## Problem details
Restate, word for word, every line of the data.

Records contained in a dataset
__________________________________________________

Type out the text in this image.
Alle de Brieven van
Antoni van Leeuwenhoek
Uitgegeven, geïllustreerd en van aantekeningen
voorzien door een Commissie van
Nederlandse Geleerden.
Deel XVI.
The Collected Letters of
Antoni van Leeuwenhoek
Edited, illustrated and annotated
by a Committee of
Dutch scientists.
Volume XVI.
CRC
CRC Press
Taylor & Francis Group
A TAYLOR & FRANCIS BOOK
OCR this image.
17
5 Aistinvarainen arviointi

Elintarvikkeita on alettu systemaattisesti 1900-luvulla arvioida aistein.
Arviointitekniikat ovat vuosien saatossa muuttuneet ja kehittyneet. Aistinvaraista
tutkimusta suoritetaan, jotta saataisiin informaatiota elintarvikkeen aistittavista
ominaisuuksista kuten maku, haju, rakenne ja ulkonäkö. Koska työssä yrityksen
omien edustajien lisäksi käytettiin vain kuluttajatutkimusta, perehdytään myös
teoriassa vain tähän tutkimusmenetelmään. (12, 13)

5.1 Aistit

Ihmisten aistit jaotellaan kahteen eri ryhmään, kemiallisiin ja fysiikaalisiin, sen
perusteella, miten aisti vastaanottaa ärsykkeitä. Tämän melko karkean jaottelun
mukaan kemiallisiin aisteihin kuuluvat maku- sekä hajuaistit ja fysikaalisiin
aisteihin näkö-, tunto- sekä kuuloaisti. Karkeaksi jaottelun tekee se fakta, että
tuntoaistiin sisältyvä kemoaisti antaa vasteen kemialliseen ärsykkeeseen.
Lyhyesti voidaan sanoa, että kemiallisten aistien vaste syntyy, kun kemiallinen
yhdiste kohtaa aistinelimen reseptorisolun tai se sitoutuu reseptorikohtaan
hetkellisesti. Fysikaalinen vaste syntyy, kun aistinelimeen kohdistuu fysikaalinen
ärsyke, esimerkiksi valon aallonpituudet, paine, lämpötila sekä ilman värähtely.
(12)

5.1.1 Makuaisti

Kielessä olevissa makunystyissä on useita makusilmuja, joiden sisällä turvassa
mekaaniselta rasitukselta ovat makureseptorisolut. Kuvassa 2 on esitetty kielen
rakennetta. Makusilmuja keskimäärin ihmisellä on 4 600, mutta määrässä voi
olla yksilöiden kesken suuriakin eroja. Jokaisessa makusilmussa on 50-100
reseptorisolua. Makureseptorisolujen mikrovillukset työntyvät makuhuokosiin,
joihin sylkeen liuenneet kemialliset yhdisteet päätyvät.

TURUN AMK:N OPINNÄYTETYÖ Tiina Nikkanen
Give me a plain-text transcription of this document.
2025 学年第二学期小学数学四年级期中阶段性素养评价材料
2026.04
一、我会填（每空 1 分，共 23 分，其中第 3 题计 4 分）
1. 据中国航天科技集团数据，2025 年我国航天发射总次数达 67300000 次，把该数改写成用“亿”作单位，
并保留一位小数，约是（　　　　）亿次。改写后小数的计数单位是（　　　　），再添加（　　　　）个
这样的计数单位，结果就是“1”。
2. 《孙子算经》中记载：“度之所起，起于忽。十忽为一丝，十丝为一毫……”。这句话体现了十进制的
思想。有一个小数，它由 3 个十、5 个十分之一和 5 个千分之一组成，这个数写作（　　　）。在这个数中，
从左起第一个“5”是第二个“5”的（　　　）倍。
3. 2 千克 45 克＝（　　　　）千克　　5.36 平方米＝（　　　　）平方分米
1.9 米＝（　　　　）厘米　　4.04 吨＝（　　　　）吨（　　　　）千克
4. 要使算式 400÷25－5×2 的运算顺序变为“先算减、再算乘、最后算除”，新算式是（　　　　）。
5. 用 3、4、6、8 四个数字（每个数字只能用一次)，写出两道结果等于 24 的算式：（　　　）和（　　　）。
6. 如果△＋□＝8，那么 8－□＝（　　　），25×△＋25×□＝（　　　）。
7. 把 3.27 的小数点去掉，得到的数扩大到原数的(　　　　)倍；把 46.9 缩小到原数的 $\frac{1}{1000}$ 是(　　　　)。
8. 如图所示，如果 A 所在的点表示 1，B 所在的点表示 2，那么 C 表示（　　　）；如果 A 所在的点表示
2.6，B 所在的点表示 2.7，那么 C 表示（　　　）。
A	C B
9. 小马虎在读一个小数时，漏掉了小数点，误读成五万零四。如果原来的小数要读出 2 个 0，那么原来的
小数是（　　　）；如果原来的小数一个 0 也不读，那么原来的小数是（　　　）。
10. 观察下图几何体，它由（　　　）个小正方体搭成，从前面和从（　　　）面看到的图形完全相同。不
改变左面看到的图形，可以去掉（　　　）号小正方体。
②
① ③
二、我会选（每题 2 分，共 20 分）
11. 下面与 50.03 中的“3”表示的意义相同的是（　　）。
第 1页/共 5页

__________________________________________________

## Exercise answer
Type out the text in this image.
Alle de Brieven van
Antoni van Leeuwenhoek
Uitgegeven, geïllustreerd en van aantekeningen
voorzien door een Commissie van
Nederlandse Geleerden.
Deel XVI.
The Collected Letters of
Antoni van Leeuwenhoek
Edited, illustrated and annotated
by a Committee of
Dutch scientists.
Volume XVI.
CRC
CRC Press
Taylor & Francis Group
A TAYLOR & FRANCIS BOOK
OCR this image.
17
5 Aistinvarainen arviointi

Elintarvikkeita on alettu systemaattisesti 1900-luvulla arvioida aistein.
Arviointitekniikat ovat vuosien saatossa muuttuneet ja kehittyneet. Aistinvaraista
tutkimusta suoritetaan, jotta saataisiin informaatiota elintarvikkeen aistittavista
ominaisuuksista kuten maku, haju, rakenne ja ulkonäkö. Koska työssä yrityksen
omien edustajien lisäksi käytettiin vain kuluttajatutkimusta, perehdytään myös
teoriassa vain tähän tutkimusmenetelmään. (12, 13)

5.1 Aistit

Ihmisten aistit jaotellaan kahteen eri ryhmään, kemiallisiin ja fysiikaalisiin, sen
perusteella, miten aisti vastaanottaa ärsykkeitä. Tämän melko karkean jaottelun
mukaan kemiallisiin aisteihin kuuluvat maku- sekä hajuaistit ja fysikaalisiin
aisteihin näkö-, tunto- sekä kuuloaisti. Karkeaksi jaottelun tekee se fakta, että
tuntoaistiin sisältyvä kemoaisti antaa vasteen kemialliseen ärsykkeeseen.
Lyhyesti voidaan sanoa, että kemiallisten aistien vaste syntyy, kun kemiallinen
yhdiste kohtaa aistinelimen reseptorisolun tai se sitoutuu reseptorikohtaan
hetkellisesti. Fysikaalinen vaste syntyy, kun aistinelimeen kohdistuu fysikaalinen
ärsyke, esimerkiksi valon aallonpituudet, paine, lämpötila sekä ilman värähtely.
(12)

5.1.1 Makuaisti

Kielessä olevissa makunystyissä on useita makusilmuja, joiden sisällä turvassa
mekaaniselta rasitukselta ovat makureseptorisolut. Kuvassa 2 on esitetty kielen
rakennetta. Makusilmuja keskimäärin ihmisellä on 4 600, mutta määrässä voi
olla yksilöiden kesken suuriakin eroja. Jokaisessa makusilmussa on 50-100
reseptorisolua. Makureseptorisolujen mikrovillukset työntyvät makuhuokosiin,
joihin sylkeen liuenneet kemialliset yhdisteet päätyvät.

TURUN AMK:N OPINNÄYTETYÖ Tiina Nikkanen
Give me a plain-text transcription of this document.
2025 学年第二学期小学数学四年级期中阶段性素养评价材料
2026.04
一、我会填（每空 1 分，共 23 分，其中第 3 题计 4 分）
1. 据中国航天科技集团数据，2025 年我国航天发射总次数达 67300000 次，把该数改写成用“亿”作单位，
并保留一位小数，约是（　　　　）亿次。改写后小数的计数单位是（　　　　），再添加（　　　　）个
这样的计数单位，结果就是“1”。
2. 《孙子算经》中记载：“度之所起，起于忽。十忽为一丝，十丝为一毫……”。这句话体现了十进制的
思想。有一个小数，它由 3 个十、5 个十分之一和 5 个千分之一组成，这个数写作（　　　）。在这个数中，
从左起第一个“5”是第二个“5”的（　　　）倍。
3. 2 千克 45 克＝（　　　　）千克　　5.36 平方米＝（　　　　）平方分米
1.9 米＝（　　　　）厘米　　4.04 吨＝（　　　　）吨（　　　　）千克
4. 要使算式 400÷25－5×2 的运算顺序变为“先算减、再算乘、最后算除”，新算式是（　　　　）。
5. 用 3、4、6、8 四个数字（每个数字只能用一次)，写出两道结果等于 24 的算式：（　　　）和（　　　）。
6. 如果△＋□＝8，那么 8－□＝（　　　），25×△＋25×□＝（　　　）。
7. 把 3.27 的小数点去掉，得到的数扩大到原数的(　　　　)倍；把 46.9 缩小到原数的 $\frac{1}{1000}$ 是(　　　　)。
8. 如图所示，如果 A 所在的点表示 1，B 所在的点表示 2，那么 C 表示（　　　）；如果 A 所在的点表示
2.6，B 所在的点表示 2.7，那么 C 表示（　　　）。
A	C B
9. 小马虎在读一个小数时，漏掉了小数点，误读成五万零四。如果原来的小数要读出 2 个 0，那么原来的
小数是（　　　）；如果原来的小数一个 0 也不读，那么原来的小数是（　　　）。
10. 观察下图几何体，它由（　　　）个小正方体搭成，从前面和从（　　　）面看到的图形完全相同。不
改变左面看到的图形，可以去掉（　　　）号小正方体。
②
① ③
二、我会选（每题 2 分，共 20 分）
11. 下面与 50.03 中的“3”表示的意义相同的是（　　）。
第 1页/共 5页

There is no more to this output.